• Task
An exact reproduction of the records is required, with all images left out.

• Exercise input
(begin)
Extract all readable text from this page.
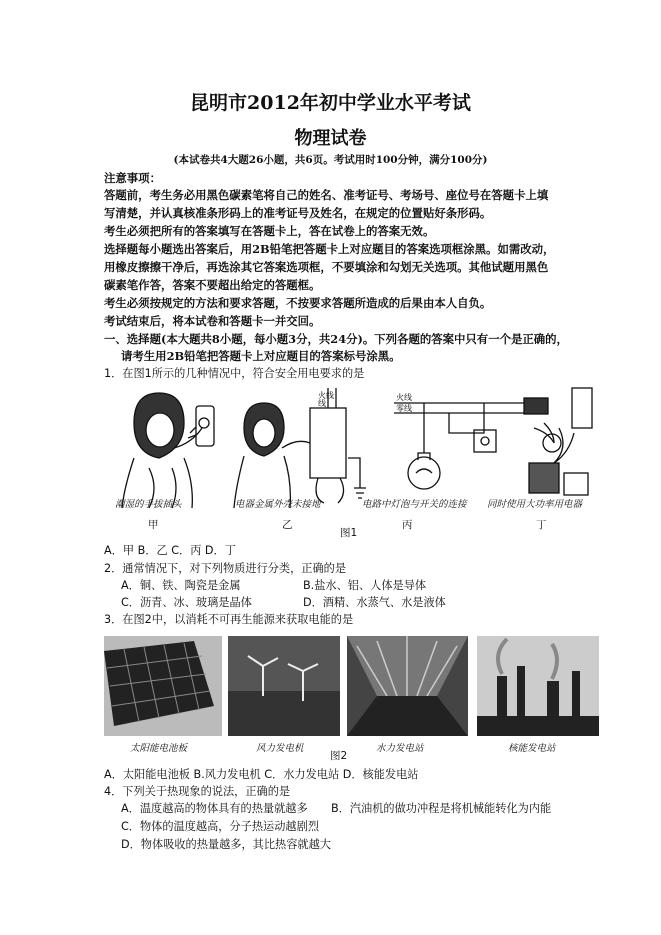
昆明市2012年初中学业水平考试
物理试卷
(本试卷共4大题26小题，共6页。考试用时100分钟，满分100分)
注意事项：
答题前，考生务必用黑色碳素笔将自己的姓名、准考证号、考场号、座位号在答题卡上填
写清楚，并认真核准条形码上的准考证号及姓名，在规定的位置贴好条形码。
考生必须把所有的答案填写在答题卡上，答在试卷上的答案无效。
选择题每小题选出答案后，用2B铅笔把答题卡上对应题目的答案选项框涂黑。如需改动，
用橡皮擦擦干净后，再选涂其它答案选项框，不要填涂和勾划无关选项。其他试题用黑色
碳素笔作答，答案不要超出给定的答题框。
考生必须按规定的方法和要求答题，不按要求答题所造成的后果由本人自负。
考试结束后，将本试卷和答题卡一并交回。
一、选择题(本大题共8小题，每小题3分，共24分)。下列各题的答案中只有一个是正确的，
请考生用2B铅笔把答题卡上对应题目的答案标号涂黑。
1．在图1所示的几种情况中，符合安全用电要求的是
火线
线
火线
零线
潮湿的手拔插头	电器金属外壳未接地	电路中灯泡与开关的连接 同时使用大功率用电器
甲	乙	丙	丁
图1
A．甲 B．乙 C．丙 D．丁
2．通常情况下，对下列物质进行分类，正确的是
A．铜、铁、陶瓷是金属	B.盐水、铝、人体是导体
C．沥青、冰、玻璃是晶体	D．酒精、水蒸气、水是液体
3．在图2中，以消耗不可再生能源来获取电能的是
太阳能电池板	风力发电机	水力发电站	核能发电站
图2
A．太阳能电池板 B.风力发电机 C．水力发电站 D．核能发电站
4．下列关于热现象的说法，正确的是
A．温度越高的物体具有的热量就越多 B．汽油机的做功冲程是将机械能转化为内能
C．物体的温度越高，分子热运动越剧烈
D．物体吸收的热量越多，其比热容就越大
(end)
• Exercise solution
Extract all readable text from this page.
昆明市2012年初中学业水平考试
物理试卷
(本试卷共4大题26小题，共6页。考试用时100分钟，满分100分)
注意事项：
答题前，考生务必用黑色碳素笔将自己的姓名、准考证号、考场号、座位号在答题卡上填
写清楚，并认真核准条形码上的准考证号及姓名，在规定的位置贴好条形码。
考生必须把所有的答案填写在答题卡上，答在试卷上的答案无效。
选择题每小题选出答案后，用2B铅笔把答题卡上对应题目的答案选项框涂黑。如需改动，
用橡皮擦擦干净后，再选涂其它答案选项框，不要填涂和勾划无关选项。其他试题用黑色
碳素笔作答，答案不要超出给定的答题框。
考生必须按规定的方法和要求答题，不按要求答题所造成的后果由本人自负。
考试结束后，将本试卷和答题卡一并交回。
一、选择题(本大题共8小题，每小题3分，共24分)。下列各题的答案中只有一个是正确的，
请考生用2B铅笔把答题卡上对应题目的答案标号涂黑。
1．在图1所示的几种情况中，符合安全用电要求的是
火线
线
火线
零线
潮湿的手拔插头	电器金属外壳未接地	电路中灯泡与开关的连接 同时使用大功率用电器
甲	乙	丙	丁
图1
A．甲 B．乙 C．丙 D．丁
2．通常情况下，对下列物质进行分类，正确的是
A．铜、铁、陶瓷是金属	B.盐水、铝、人体是导体
C．沥青、冰、玻璃是晶体	D．酒精、水蒸气、水是液体
3．在图2中，以消耗不可再生能源来获取电能的是
太阳能电池板	风力发电机	水力发电站	核能发电站
图2
A．太阳能电池板 B.风力发电机 C．水力发电站 D．核能发电站
4．下列关于热现象的说法，正确的是
A．温度越高的物体具有的热量就越多 B．汽油机的做功冲程是将机械能转化为内能
C．物体的温度越高，分子热运动越剧烈
D．物体吸收的热量越多，其比热容就越大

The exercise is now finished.